Extracts from a graphics dataset
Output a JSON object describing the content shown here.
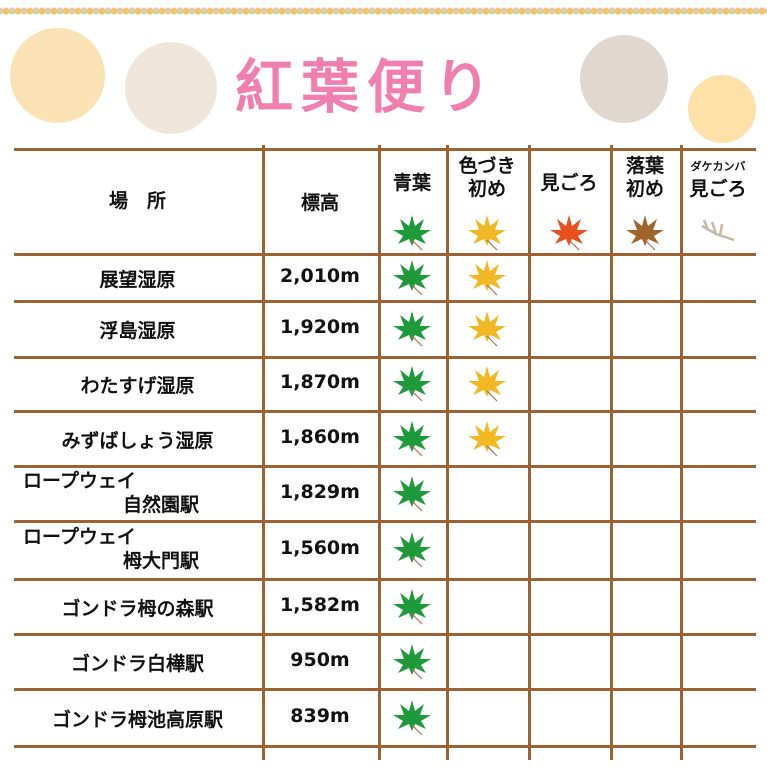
{
  "title": "紅葉便り",
  "headers": {
    "place": "場　所",
    "elevation": "標高",
    "stages": [
      {
        "label": "青葉",
        "icon": "green-maple-leaf",
        "color": "#1f9a3a"
      },
      {
        "label": "色づき\n初め",
        "icon": "yellow-maple-leaf",
        "color": "#f2b824"
      },
      {
        "label": "見ごろ",
        "icon": "red-maple-leaf",
        "color": "#e8501e"
      },
      {
        "label": "落葉\n初め",
        "icon": "brown-maple-leaf",
        "color": "#a0652a"
      },
      {
        "label_small": "ダケカンバ",
        "label": "見ごろ",
        "icon": "bare-branch",
        "color": "#c9b8a6"
      }
    ]
  },
  "rows": [
    {
      "place": "展望湿原",
      "elevation": "2,010m",
      "stages": [
        1,
        1,
        0,
        0,
        0
      ]
    },
    {
      "place": "浮島湿原",
      "elevation": "1,920m",
      "stages": [
        1,
        1,
        0,
        0,
        0
      ]
    },
    {
      "place": "わたすげ湿原",
      "elevation": "1,870m",
      "stages": [
        1,
        1,
        0,
        0,
        0
      ]
    },
    {
      "place": "みずばしょう湿原",
      "elevation": "1,860m",
      "stages": [
        1,
        1,
        0,
        0,
        0
      ]
    },
    {
      "place": "ロープウェイ\n自然園駅",
      "elevation": "1,829m",
      "stages": [
        1,
        0,
        0,
        0,
        0
      ]
    },
    {
      "place": "ロープウェイ\n栂大門駅",
      "elevation": "1,560m",
      "stages": [
        1,
        0,
        0,
        0,
        0
      ]
    },
    {
      "place": "ゴンドラ栂の森駅",
      "elevation": "1,582m",
      "stages": [
        1,
        0,
        0,
        0,
        0
      ]
    },
    {
      "place": "ゴンドラ白樺駅",
      "elevation": "950m",
      "stages": [
        1,
        0,
        0,
        0,
        0
      ]
    },
    {
      "place": "ゴンドラ栂池高原駅",
      "elevation": "839m",
      "stages": [
        1,
        0,
        0,
        0,
        0
      ]
    }
  ]
}
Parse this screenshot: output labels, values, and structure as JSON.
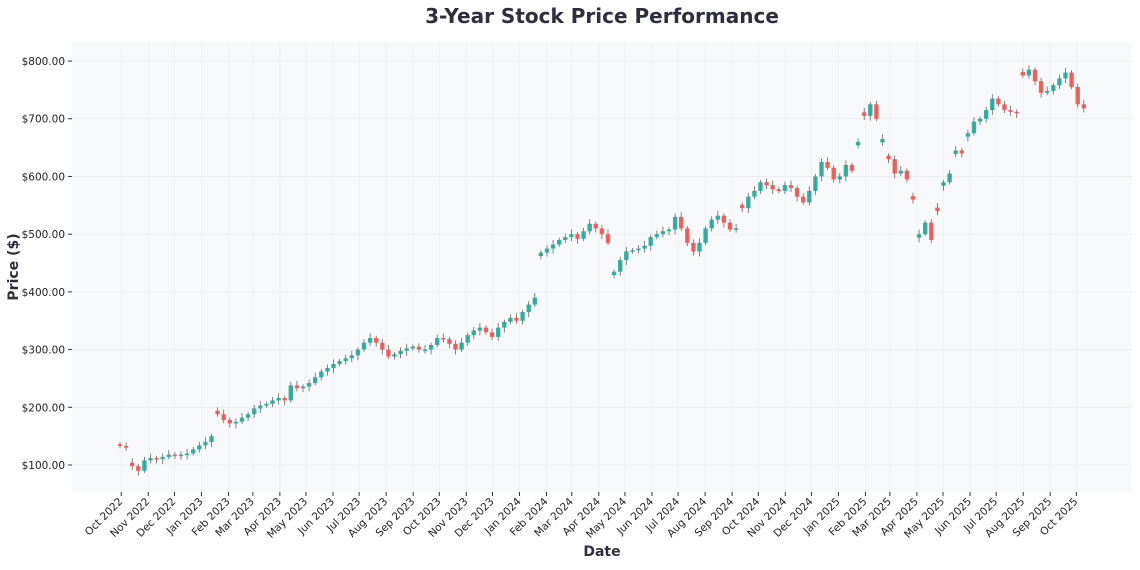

STATED PROBLEM =
Read the entries and show each line that mentions "leaf".

WRITTEN ANSWER =
        "icon": "green-maple-leaf",
        "icon": "yellow-maple-leaf",
        "icon": "red-maple-leaf",
        "icon": "brown-maple-leaf",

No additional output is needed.